SET EXERCISE => Exactly the lines from the one containing "Parse this screenshot: output" through the final line of the listing are to be retyped, and nothing more.

Dataset items =>
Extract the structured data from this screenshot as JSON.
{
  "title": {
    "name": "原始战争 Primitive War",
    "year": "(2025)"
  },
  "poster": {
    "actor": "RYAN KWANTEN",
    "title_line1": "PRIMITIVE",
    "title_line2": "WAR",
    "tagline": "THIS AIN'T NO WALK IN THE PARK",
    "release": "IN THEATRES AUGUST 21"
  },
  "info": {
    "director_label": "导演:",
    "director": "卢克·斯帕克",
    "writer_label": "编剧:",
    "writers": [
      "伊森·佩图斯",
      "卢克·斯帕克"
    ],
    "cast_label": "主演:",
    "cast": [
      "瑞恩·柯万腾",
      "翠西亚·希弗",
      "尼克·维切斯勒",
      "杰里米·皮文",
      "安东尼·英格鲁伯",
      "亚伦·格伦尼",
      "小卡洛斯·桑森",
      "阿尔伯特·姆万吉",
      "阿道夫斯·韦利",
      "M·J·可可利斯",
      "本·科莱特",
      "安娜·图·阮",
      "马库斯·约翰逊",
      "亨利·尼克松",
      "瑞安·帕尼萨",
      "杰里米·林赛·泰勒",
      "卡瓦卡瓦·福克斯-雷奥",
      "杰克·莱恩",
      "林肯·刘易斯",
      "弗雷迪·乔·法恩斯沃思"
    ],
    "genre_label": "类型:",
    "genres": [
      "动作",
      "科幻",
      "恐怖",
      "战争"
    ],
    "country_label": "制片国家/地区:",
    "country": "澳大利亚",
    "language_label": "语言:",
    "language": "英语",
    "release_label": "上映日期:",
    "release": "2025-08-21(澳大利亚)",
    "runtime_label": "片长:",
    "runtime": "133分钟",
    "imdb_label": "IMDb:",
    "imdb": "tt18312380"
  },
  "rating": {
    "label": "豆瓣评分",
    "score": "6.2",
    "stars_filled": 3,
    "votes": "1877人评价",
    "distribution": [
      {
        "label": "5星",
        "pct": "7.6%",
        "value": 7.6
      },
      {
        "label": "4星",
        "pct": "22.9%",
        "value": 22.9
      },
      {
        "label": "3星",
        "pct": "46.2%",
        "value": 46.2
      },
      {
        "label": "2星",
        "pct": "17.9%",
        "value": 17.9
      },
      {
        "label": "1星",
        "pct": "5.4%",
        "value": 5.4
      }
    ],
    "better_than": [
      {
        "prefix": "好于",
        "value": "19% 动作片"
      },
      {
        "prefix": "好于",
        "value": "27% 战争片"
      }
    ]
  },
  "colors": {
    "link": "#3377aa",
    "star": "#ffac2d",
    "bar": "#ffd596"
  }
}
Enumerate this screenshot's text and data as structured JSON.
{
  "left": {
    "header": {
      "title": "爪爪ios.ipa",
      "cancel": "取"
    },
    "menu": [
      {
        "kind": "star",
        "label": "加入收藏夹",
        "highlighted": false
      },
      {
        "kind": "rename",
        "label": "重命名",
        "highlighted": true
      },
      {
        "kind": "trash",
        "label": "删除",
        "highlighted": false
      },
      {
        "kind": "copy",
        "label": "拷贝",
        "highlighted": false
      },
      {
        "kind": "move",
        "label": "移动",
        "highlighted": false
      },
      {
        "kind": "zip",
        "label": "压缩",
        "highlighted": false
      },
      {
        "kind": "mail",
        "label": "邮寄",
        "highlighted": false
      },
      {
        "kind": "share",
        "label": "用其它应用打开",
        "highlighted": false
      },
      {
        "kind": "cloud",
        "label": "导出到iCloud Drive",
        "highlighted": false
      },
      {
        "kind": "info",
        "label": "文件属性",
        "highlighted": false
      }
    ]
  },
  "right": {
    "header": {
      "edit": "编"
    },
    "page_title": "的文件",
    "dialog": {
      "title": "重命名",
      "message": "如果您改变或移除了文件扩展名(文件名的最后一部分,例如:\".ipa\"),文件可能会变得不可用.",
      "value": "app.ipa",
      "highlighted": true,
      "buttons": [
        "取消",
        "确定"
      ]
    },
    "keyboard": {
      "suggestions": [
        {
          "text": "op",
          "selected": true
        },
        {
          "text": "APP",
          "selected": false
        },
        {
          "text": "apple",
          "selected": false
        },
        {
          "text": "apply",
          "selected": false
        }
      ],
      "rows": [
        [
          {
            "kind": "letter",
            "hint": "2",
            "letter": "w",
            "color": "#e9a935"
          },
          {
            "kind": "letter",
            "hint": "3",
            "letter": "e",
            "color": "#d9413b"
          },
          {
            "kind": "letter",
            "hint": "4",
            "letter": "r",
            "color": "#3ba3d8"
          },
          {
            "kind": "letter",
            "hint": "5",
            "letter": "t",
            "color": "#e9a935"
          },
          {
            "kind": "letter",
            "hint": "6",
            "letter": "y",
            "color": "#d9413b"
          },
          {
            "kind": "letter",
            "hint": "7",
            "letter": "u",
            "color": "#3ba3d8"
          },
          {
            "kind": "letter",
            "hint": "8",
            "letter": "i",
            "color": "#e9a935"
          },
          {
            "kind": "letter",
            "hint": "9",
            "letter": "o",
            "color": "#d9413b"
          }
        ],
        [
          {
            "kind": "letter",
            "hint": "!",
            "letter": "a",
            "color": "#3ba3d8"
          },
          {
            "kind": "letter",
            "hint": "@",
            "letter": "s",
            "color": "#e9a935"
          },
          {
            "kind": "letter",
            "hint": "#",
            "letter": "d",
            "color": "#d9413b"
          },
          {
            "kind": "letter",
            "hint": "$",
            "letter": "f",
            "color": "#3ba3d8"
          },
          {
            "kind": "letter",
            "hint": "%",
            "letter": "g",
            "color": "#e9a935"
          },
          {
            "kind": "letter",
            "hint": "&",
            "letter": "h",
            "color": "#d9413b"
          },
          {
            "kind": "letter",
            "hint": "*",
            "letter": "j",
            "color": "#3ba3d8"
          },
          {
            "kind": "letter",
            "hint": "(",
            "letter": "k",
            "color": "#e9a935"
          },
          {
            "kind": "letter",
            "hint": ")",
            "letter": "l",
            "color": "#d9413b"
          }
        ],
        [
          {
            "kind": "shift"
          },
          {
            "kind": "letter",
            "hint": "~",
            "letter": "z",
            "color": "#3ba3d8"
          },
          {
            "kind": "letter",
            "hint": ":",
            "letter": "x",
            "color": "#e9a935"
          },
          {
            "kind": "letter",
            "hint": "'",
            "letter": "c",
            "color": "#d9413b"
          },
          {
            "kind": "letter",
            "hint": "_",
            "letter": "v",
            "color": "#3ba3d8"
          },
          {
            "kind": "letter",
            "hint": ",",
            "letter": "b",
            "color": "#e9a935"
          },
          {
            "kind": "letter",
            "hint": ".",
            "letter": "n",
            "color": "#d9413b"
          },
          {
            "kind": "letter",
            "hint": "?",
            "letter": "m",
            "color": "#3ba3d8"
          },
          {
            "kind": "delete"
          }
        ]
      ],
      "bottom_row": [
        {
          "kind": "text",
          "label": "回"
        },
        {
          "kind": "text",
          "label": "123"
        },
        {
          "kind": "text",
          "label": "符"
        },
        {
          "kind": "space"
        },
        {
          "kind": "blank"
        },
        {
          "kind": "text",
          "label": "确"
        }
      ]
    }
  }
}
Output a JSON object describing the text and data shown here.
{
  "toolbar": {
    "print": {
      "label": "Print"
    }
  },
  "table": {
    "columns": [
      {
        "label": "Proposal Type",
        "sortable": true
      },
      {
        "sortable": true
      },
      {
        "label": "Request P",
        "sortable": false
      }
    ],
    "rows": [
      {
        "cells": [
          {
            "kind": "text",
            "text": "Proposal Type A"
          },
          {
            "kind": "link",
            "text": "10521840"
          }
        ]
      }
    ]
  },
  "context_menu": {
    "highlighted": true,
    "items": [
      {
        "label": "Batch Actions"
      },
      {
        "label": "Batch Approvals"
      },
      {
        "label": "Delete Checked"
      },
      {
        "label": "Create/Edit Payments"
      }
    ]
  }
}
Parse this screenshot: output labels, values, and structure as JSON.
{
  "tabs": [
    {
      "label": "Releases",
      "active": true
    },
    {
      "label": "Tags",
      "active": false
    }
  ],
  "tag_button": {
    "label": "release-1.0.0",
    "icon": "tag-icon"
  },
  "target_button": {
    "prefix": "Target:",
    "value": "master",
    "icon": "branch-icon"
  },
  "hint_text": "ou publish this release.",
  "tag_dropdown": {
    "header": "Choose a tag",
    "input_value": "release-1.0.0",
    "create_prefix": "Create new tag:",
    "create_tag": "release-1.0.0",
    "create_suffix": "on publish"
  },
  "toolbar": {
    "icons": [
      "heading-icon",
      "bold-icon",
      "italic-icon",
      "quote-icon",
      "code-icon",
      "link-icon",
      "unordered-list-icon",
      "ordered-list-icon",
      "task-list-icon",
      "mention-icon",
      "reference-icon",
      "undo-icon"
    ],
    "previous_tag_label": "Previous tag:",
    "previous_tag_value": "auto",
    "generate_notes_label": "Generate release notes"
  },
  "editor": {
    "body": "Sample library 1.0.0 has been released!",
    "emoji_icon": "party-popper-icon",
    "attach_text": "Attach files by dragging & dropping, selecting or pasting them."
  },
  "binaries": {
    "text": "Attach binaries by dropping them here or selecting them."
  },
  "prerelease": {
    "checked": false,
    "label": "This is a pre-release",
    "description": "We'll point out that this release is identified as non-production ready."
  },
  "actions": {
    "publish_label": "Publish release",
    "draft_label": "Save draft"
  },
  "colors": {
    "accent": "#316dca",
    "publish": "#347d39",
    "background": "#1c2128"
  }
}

CORRECT ANSWER =>
Parse this screenshot: output labels, values, and structure as JSON.
{
  "tabs": [
    {
      "label": "Releases",
      "active": true
    },
    {
      "label": "Tags",
      "active": false
    }
  ],
  "tag_button": {
    "label": "release-1.0.0",
    "icon": "tag-icon"
  },
  "target_button": {
    "prefix": "Target:",
    "value": "master",
    "icon": "branch-icon"
  },
  "hint_text": "ou publish this release.",
  "tag_dropdown": {
    "header": "Choose a tag",
    "input_value": "release-1.0.0",
    "create_prefix": "Create new tag:",
    "create_tag": "release-1.0.0",
    "create_suffix": "on publish"
  },
  "toolbar": {
    "icons": [
      "heading-icon",
      "bold-icon",
      "italic-icon",
      "quote-icon",
      "code-icon",
      "link-icon",
      "unordered-list-icon",
      "ordered-list-icon",
      "task-list-icon",
      "mention-icon",
      "reference-icon",
      "undo-icon"
    ],
    "previous_tag_label": "Previous tag:",
    "previous_tag_value": "auto",
    "generate_notes_label": "Generate release notes"
  },
  "editor": {
    "body": "Sample library 1.0.0 has been released!",
    "emoji_icon": "party-popper-icon",
    "attach_text": "Attach files by dragging & dropping, selecting or pasting them."
  },
  "binaries": {
    "text": "Attach binaries by dropping them here or selecting them."
  },
  "prerelease": {
    "checked": false,
    "label": "This is a pre-release",
    "description": "We'll point out that this release is identified as non-production ready."
  },
  "actions": {
    "publish_label": "Publish release",
    "draft_label": "Save draft"
  },
  "colors": {
    "accent": "#316dca",
    "publish": "#347d39",
    "background": "#1c2128"
  }
}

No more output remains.